TASK TO CARRY OUT: Retype the whole listing, please, keeping every line exact and dropping the pictures.

[Data records]
## START
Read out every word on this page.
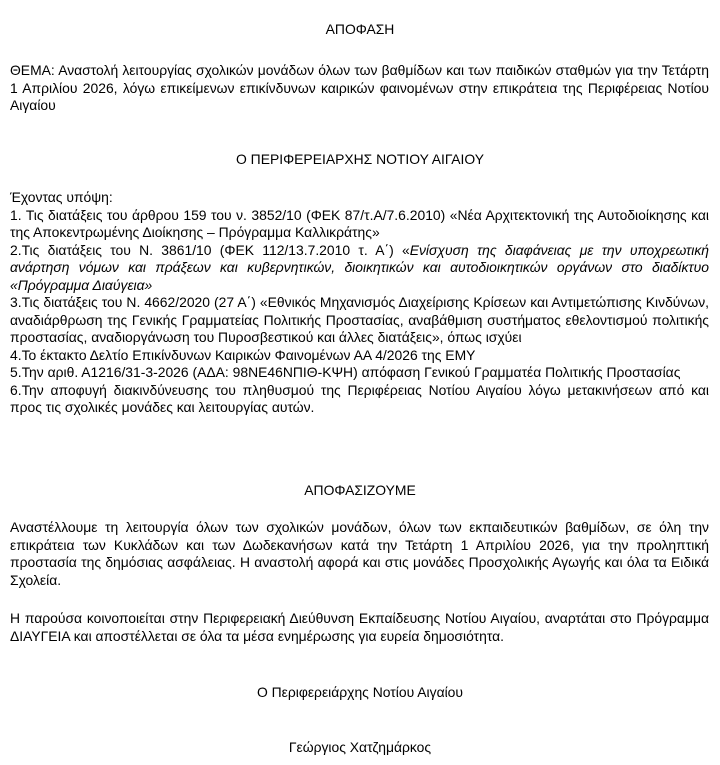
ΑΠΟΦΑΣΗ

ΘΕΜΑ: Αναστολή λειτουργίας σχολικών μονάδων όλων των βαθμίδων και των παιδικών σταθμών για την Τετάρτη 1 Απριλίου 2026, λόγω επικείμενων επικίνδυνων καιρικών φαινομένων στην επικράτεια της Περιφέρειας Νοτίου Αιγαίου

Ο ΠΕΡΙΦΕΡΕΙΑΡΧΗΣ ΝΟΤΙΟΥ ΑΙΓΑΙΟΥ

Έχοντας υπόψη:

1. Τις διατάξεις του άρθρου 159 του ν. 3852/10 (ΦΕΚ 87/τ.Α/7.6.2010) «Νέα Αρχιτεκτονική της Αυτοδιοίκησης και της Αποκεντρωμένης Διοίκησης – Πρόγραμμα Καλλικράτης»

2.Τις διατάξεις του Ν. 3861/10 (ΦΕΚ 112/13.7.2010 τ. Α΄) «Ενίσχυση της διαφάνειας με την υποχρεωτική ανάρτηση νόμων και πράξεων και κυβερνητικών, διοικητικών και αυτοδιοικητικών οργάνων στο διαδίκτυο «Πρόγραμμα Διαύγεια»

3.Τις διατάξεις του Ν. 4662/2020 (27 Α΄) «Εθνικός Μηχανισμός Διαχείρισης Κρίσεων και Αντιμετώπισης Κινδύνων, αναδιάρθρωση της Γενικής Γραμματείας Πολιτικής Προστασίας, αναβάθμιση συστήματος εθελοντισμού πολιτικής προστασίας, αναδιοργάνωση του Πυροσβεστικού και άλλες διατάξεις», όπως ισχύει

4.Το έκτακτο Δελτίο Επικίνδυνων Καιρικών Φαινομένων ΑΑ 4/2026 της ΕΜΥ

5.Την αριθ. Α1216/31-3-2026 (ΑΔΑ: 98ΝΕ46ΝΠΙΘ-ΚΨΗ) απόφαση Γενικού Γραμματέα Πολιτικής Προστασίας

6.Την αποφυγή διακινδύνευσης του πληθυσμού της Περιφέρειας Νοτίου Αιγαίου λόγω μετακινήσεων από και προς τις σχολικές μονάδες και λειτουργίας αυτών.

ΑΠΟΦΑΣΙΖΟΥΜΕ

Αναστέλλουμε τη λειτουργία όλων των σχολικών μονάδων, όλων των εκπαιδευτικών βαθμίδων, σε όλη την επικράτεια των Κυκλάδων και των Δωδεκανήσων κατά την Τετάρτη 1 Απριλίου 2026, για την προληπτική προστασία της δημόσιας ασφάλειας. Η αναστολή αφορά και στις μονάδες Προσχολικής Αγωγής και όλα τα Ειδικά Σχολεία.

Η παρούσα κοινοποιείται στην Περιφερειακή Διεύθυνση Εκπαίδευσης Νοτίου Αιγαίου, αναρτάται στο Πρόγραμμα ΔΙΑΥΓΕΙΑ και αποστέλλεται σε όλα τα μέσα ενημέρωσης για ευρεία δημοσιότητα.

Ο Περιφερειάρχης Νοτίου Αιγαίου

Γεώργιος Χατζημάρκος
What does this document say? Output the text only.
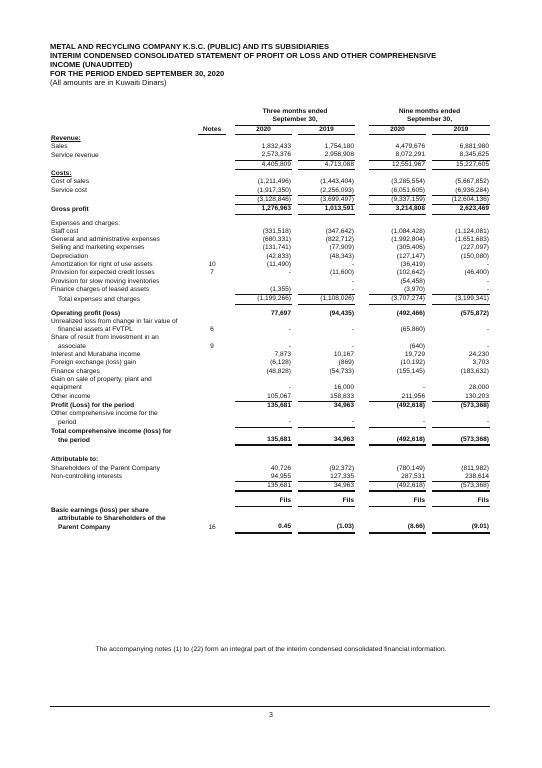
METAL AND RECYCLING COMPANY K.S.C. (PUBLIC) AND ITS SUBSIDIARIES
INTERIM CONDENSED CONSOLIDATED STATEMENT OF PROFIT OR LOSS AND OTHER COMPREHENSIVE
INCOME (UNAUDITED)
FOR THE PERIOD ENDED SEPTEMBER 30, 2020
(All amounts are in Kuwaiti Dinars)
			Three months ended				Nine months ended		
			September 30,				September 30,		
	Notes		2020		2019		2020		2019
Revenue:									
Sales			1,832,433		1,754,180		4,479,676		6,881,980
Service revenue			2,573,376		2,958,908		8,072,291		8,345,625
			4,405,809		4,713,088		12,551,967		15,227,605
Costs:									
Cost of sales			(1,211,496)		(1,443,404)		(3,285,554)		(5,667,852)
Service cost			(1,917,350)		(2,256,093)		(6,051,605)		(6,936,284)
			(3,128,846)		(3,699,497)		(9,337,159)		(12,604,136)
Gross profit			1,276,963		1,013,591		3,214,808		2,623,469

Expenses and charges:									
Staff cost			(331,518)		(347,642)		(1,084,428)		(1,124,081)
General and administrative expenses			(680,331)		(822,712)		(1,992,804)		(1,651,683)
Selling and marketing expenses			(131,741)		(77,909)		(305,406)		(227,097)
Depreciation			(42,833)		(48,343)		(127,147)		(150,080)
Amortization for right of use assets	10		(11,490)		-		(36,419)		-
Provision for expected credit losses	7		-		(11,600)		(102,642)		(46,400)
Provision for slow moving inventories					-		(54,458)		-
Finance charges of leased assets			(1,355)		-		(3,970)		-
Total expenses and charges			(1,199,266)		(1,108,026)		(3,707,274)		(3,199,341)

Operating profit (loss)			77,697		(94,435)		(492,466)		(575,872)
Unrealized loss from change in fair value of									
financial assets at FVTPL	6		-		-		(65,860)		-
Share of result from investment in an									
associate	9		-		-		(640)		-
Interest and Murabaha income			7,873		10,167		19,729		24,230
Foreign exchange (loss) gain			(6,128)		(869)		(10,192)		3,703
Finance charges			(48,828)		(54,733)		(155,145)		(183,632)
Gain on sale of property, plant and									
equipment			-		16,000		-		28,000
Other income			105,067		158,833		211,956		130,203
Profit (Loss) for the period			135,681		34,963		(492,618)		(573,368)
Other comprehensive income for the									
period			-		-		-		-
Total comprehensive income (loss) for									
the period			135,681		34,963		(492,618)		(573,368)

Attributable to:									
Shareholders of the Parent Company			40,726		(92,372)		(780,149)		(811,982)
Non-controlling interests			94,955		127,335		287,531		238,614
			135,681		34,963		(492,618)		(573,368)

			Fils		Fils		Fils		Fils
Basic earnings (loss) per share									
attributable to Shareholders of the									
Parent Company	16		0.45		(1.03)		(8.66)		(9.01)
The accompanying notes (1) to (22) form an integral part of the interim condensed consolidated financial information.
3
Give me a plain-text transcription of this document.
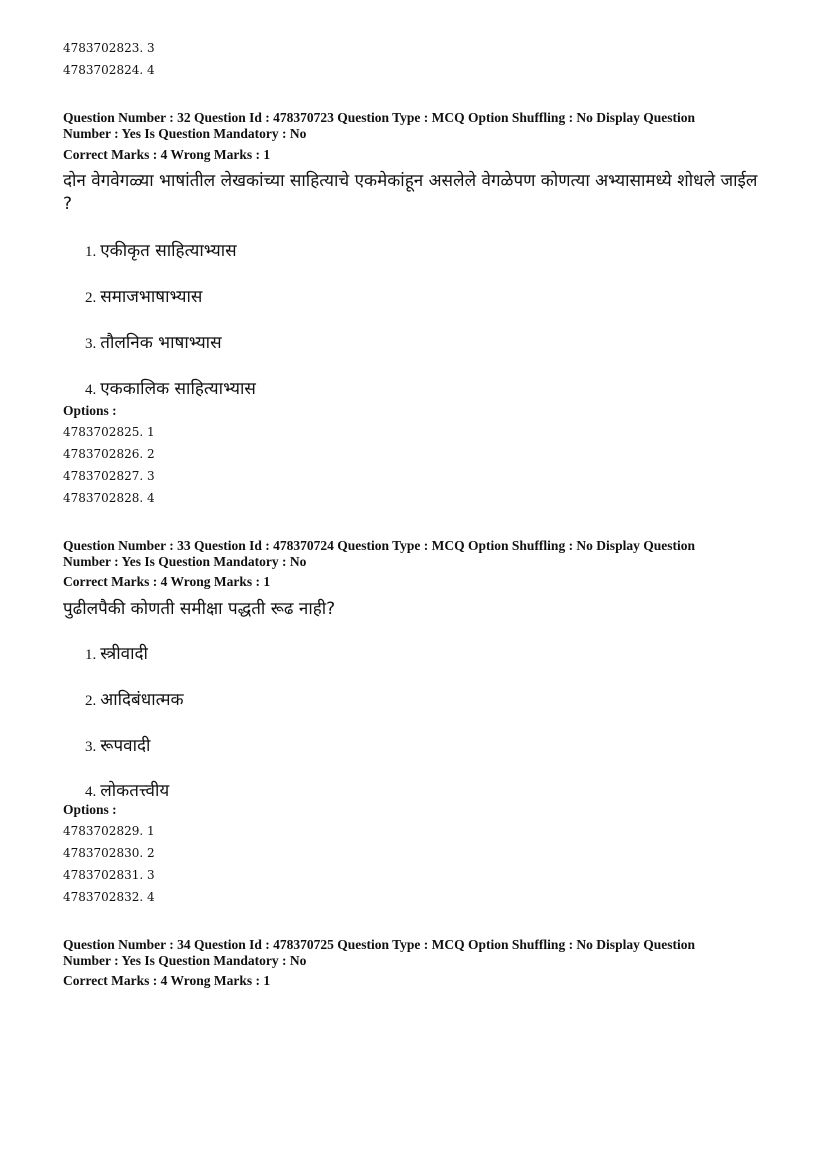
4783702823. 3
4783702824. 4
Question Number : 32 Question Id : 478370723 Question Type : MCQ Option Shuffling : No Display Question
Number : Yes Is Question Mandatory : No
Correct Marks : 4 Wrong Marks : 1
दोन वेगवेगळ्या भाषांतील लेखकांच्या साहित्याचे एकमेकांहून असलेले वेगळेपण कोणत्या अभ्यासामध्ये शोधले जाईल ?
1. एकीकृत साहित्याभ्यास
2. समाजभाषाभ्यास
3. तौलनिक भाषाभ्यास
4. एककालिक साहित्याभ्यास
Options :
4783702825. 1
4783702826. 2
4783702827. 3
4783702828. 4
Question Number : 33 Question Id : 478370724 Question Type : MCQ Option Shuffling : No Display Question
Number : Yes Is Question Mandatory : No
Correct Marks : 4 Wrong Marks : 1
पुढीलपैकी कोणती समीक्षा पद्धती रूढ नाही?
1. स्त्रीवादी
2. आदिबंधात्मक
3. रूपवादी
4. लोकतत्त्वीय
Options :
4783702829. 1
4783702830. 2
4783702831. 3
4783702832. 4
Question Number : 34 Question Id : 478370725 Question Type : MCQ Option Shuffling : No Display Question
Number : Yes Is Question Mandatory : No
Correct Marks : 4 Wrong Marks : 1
## END
RIGHT ANSWER:
Read out every word on this page.
ΑΠΟΦΑΣΗ

ΘΕΜΑ: Αναστολή λειτουργίας σχολικών μονάδων όλων των βαθμίδων και των παιδικών σταθμών για την Τετάρτη 1 Απριλίου 2026, λόγω επικείμενων επικίνδυνων καιρικών φαινομένων στην επικράτεια της Περιφέρειας Νοτίου Αιγαίου

Ο ΠΕΡΙΦΕΡΕΙΑΡΧΗΣ ΝΟΤΙΟΥ ΑΙΓΑΙΟΥ

Έχοντας υπόψη:

1. Τις διατάξεις του άρθρου 159 του ν. 3852/10 (ΦΕΚ 87/τ.Α/7.6.2010) «Νέα Αρχιτεκτονική της Αυτοδιοίκησης και της Αποκεντρωμένης Διοίκησης – Πρόγραμμα Καλλικράτης»

2.Τις διατάξεις του Ν. 3861/10 (ΦΕΚ 112/13.7.2010 τ. Α΄) «Ενίσχυση της διαφάνειας με την υποχρεωτική ανάρτηση νόμων και πράξεων και κυβερνητικών, διοικητικών και αυτοδιοικητικών οργάνων στο διαδίκτυο «Πρόγραμμα Διαύγεια»

3.Τις διατάξεις του Ν. 4662/2020 (27 Α΄) «Εθνικός Μηχανισμός Διαχείρισης Κρίσεων και Αντιμετώπισης Κινδύνων, αναδιάρθρωση της Γενικής Γραμματείας Πολιτικής Προστασίας, αναβάθμιση συστήματος εθελοντισμού πολιτικής προστασίας, αναδιοργάνωση του Πυροσβεστικού και άλλες διατάξεις», όπως ισχύει

4.Το έκτακτο Δελτίο Επικίνδυνων Καιρικών Φαινομένων ΑΑ 4/2026 της ΕΜΥ

5.Την αριθ. Α1216/31-3-2026 (ΑΔΑ: 98ΝΕ46ΝΠΙΘ-ΚΨΗ) απόφαση Γενικού Γραμματέα Πολιτικής Προστασίας

6.Την αποφυγή διακινδύνευσης του πληθυσμού της Περιφέρειας Νοτίου Αιγαίου λόγω μετακινήσεων από και προς τις σχολικές μονάδες και λειτουργίας αυτών.

ΑΠΟΦΑΣΙΖΟΥΜΕ

Αναστέλλουμε τη λειτουργία όλων των σχολικών μονάδων, όλων των εκπαιδευτικών βαθμίδων, σε όλη την επικράτεια των Κυκλάδων και των Δωδεκανήσων κατά την Τετάρτη 1 Απριλίου 2026, για την προληπτική προστασία της δημόσιας ασφάλειας. Η αναστολή αφορά και στις μονάδες Προσχολικής Αγωγής και όλα τα Ειδικά Σχολεία.

Η παρούσα κοινοποιείται στην Περιφερειακή Διεύθυνση Εκπαίδευσης Νοτίου Αιγαίου, αναρτάται στο Πρόγραμμα ΔΙΑΥΓΕΙΑ και αποστέλλεται σε όλα τα μέσα ενημέρωσης για ευρεία δημοσιότητα.

Ο Περιφερειάρχης Νοτίου Αιγαίου

Γεώργιος Χατζημάρκος
What does this document say? Output the text only.
METAL AND RECYCLING COMPANY K.S.C. (PUBLIC) AND ITS SUBSIDIARIES
INTERIM CONDENSED CONSOLIDATED STATEMENT OF PROFIT OR LOSS AND OTHER COMPREHENSIVE
INCOME (UNAUDITED)
FOR THE PERIOD ENDED SEPTEMBER 30, 2020
(All amounts are in Kuwaiti Dinars)
			Three months ended				Nine months ended		
			September 30,				September 30,		
	Notes		2020		2019		2020		2019
Revenue:									
Sales			1,832,433		1,754,180		4,479,676		6,881,980
Service revenue			2,573,376		2,958,908		8,072,291		8,345,625
			4,405,809		4,713,088		12,551,967		15,227,605
Costs:									
Cost of sales			(1,211,496)		(1,443,404)		(3,285,554)		(5,667,852)
Service cost			(1,917,350)		(2,256,093)		(6,051,605)		(6,936,284)
			(3,128,846)		(3,699,497)		(9,337,159)		(12,604,136)
Gross profit			1,276,963		1,013,591		3,214,808		2,623,469

Expenses and charges:									
Staff cost			(331,518)		(347,642)		(1,084,428)		(1,124,081)
General and administrative expenses			(680,331)		(822,712)		(1,992,804)		(1,651,683)
Selling and marketing expenses			(131,741)		(77,909)		(305,406)		(227,097)
Depreciation			(42,833)		(48,343)		(127,147)		(150,080)
Amortization for right of use assets	10		(11,490)		-		(36,419)		-
Provision for expected credit losses	7		-		(11,600)		(102,642)		(46,400)
Provision for slow moving inventories					-		(54,458)		-
Finance charges of leased assets			(1,355)		-		(3,970)		-
Total expenses and charges			(1,199,266)		(1,108,026)		(3,707,274)		(3,199,341)

Operating profit (loss)			77,697		(94,435)		(492,466)		(575,872)
Unrealized loss from change in fair value of									
financial assets at FVTPL	6		-		-		(65,860)		-
Share of result from investment in an									
associate	9		-		-		(640)		-
Interest and Murabaha income			7,873		10,167		19,729		24,230
Foreign exchange (loss) gain			(6,128)		(869)		(10,192)		3,703
Finance charges			(48,828)		(54,733)		(155,145)		(183,632)
Gain on sale of property, plant and									
equipment			-		16,000		-		28,000
Other income			105,067		158,833		211,956		130,203
Profit (Loss) for the period			135,681		34,963		(492,618)		(573,368)
Other comprehensive income for the									
period			-		-		-		-
Total comprehensive income (loss) for									
the period			135,681		34,963		(492,618)		(573,368)

Attributable to:									
Shareholders of the Parent Company			40,726		(92,372)		(780,149)		(811,982)
Non-controlling interests			94,955		127,335		287,531		238,614
			135,681		34,963		(492,618)		(573,368)

			Fils		Fils		Fils		Fils
Basic earnings (loss) per share									
attributable to Shareholders of the									
Parent Company	16		0.45		(1.03)		(8.66)		(9.01)
The accompanying notes (1) to (22) form an integral part of the interim condensed consolidated financial information.
3
Give me a plain-text transcription of this document.
4783702823. 3
4783702824. 4
Question Number : 32 Question Id : 478370723 Question Type : MCQ Option Shuffling : No Display Question
Number : Yes Is Question Mandatory : No
Correct Marks : 4 Wrong Marks : 1
दोन वेगवेगळ्या भाषांतील लेखकांच्या साहित्याचे एकमेकांहून असलेले वेगळेपण कोणत्या अभ्यासामध्ये शोधले जाईल ?
1. एकीकृत साहित्याभ्यास
2. समाजभाषाभ्यास
3. तौलनिक भाषाभ्यास
4. एककालिक साहित्याभ्यास
Options :
4783702825. 1
4783702826. 2
4783702827. 3
4783702828. 4
Question Number : 33 Question Id : 478370724 Question Type : MCQ Option Shuffling : No Display Question
Number : Yes Is Question Mandatory : No
Correct Marks : 4 Wrong Marks : 1
पुढीलपैकी कोणती समीक्षा पद्धती रूढ नाही?
1. स्त्रीवादी
2. आदिबंधात्मक
3. रूपवादी
4. लोकतत्त्वीय
Options :
4783702829. 1
4783702830. 2
4783702831. 3
4783702832. 4
Question Number : 34 Question Id : 478370725 Question Type : MCQ Option Shuffling : No Display Question
Number : Yes Is Question Mandatory : No
Correct Marks : 4 Wrong Marks : 1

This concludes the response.